(Short task) Pictures are not part of the copy; repeat everything else in the records exactly.

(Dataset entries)
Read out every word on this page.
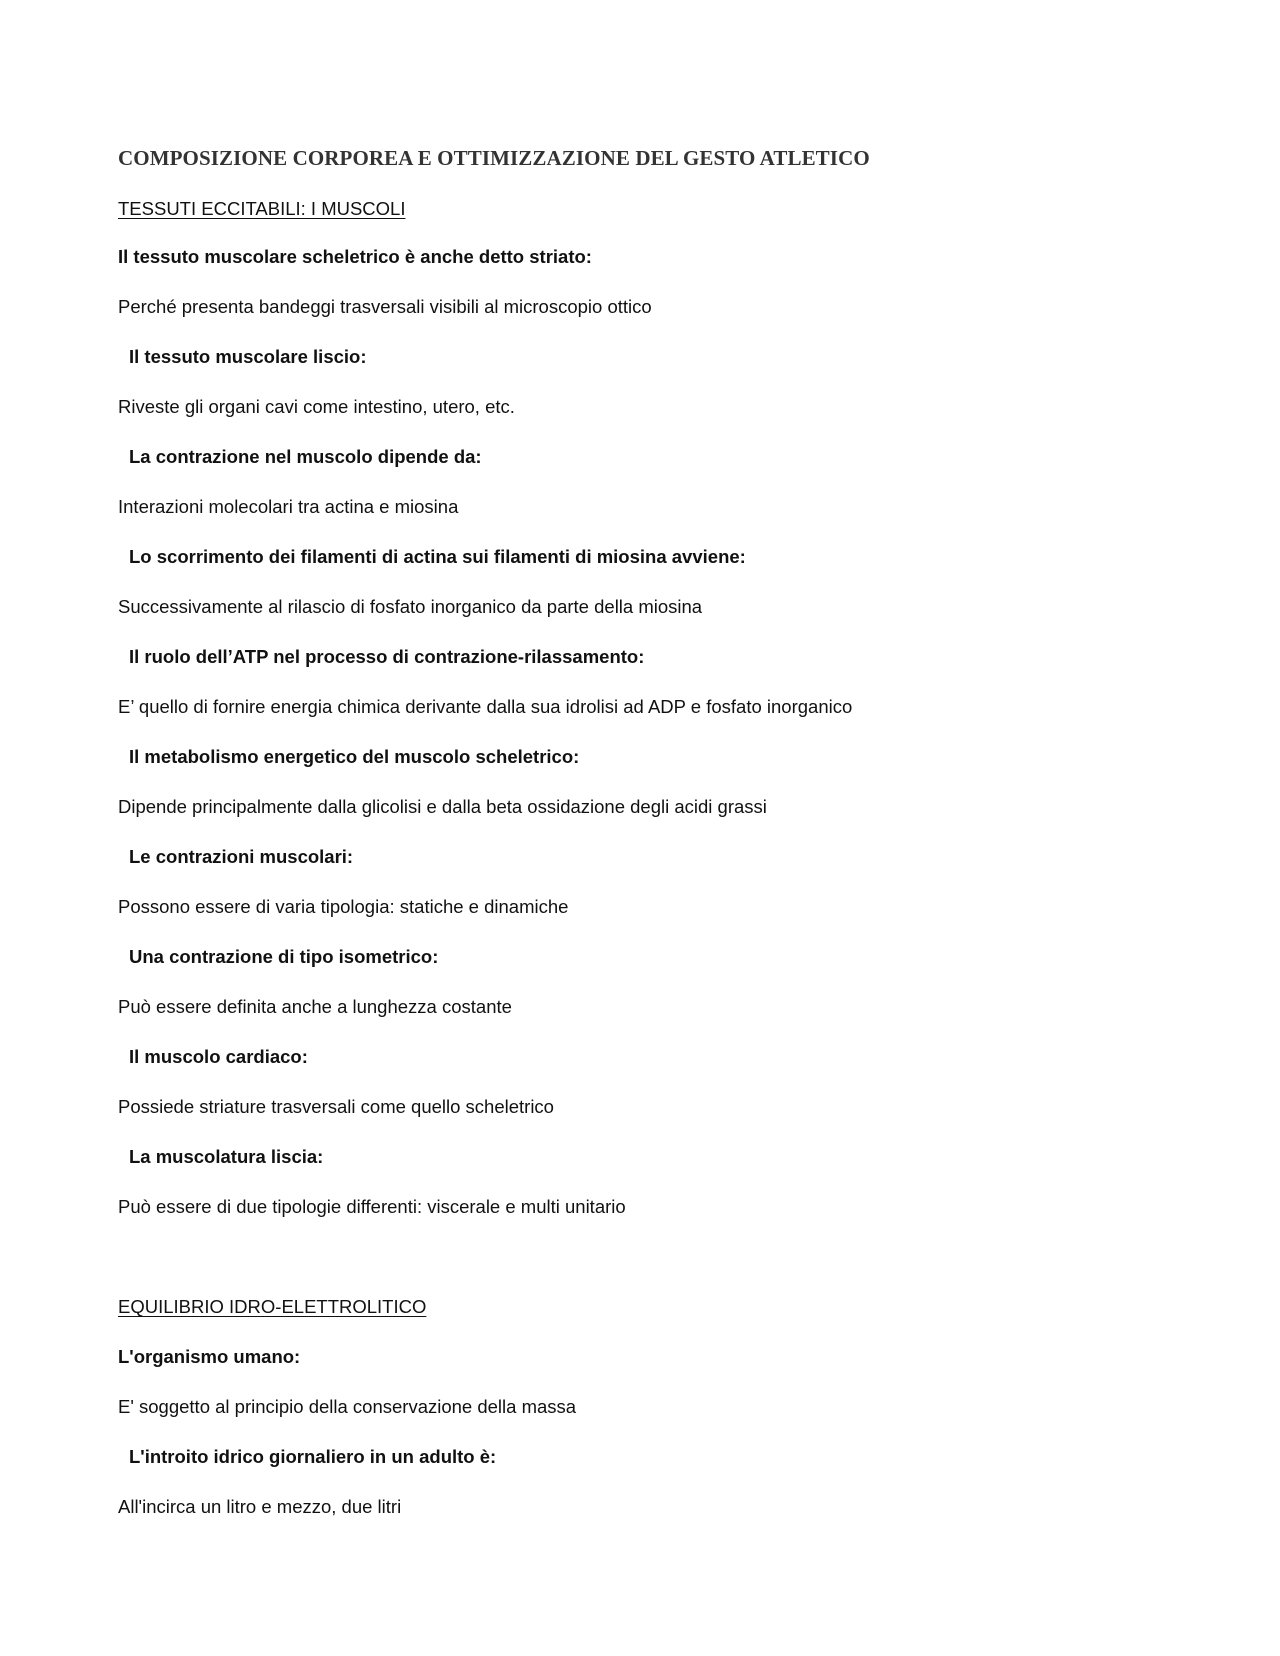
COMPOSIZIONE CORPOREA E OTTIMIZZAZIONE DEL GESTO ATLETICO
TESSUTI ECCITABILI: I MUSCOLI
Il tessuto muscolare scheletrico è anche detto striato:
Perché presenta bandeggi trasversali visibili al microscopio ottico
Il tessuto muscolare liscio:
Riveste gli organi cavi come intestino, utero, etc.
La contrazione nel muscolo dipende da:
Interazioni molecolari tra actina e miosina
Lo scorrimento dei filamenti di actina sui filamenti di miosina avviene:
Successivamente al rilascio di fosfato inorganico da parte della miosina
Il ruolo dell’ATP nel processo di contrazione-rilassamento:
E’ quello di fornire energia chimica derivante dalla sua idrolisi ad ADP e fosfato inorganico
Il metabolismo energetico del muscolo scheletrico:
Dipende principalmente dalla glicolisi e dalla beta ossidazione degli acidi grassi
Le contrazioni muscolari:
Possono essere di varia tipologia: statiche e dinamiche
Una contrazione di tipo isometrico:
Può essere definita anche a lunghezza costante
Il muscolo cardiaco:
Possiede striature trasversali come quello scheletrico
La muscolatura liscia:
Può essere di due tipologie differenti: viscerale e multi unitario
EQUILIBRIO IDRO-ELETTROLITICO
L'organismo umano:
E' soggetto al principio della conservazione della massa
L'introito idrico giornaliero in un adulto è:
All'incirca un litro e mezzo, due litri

(Solution for this problem)
Read out every word on this page.
COMPOSIZIONE CORPOREA E OTTIMIZZAZIONE DEL GESTO ATLETICO
TESSUTI ECCITABILI: I MUSCOLI
Il tessuto muscolare scheletrico è anche detto striato:
Perché presenta bandeggi trasversali visibili al microscopio ottico
Il tessuto muscolare liscio:
Riveste gli organi cavi come intestino, utero, etc.
La contrazione nel muscolo dipende da:
Interazioni molecolari tra actina e miosina
Lo scorrimento dei filamenti di actina sui filamenti di miosina avviene:
Successivamente al rilascio di fosfato inorganico da parte della miosina
Il ruolo dell’ATP nel processo di contrazione-rilassamento:
E’ quello di fornire energia chimica derivante dalla sua idrolisi ad ADP e fosfato inorganico
Il metabolismo energetico del muscolo scheletrico:
Dipende principalmente dalla glicolisi e dalla beta ossidazione degli acidi grassi
Le contrazioni muscolari:
Possono essere di varia tipologia: statiche e dinamiche
Una contrazione di tipo isometrico:
Può essere definita anche a lunghezza costante
Il muscolo cardiaco:
Possiede striature trasversali come quello scheletrico
La muscolatura liscia:
Può essere di due tipologie differenti: viscerale e multi unitario
EQUILIBRIO IDRO-ELETTROLITICO
L'organismo umano:
E' soggetto al principio della conservazione della massa
L'introito idrico giornaliero in un adulto è:
All'incirca un litro e mezzo, due litri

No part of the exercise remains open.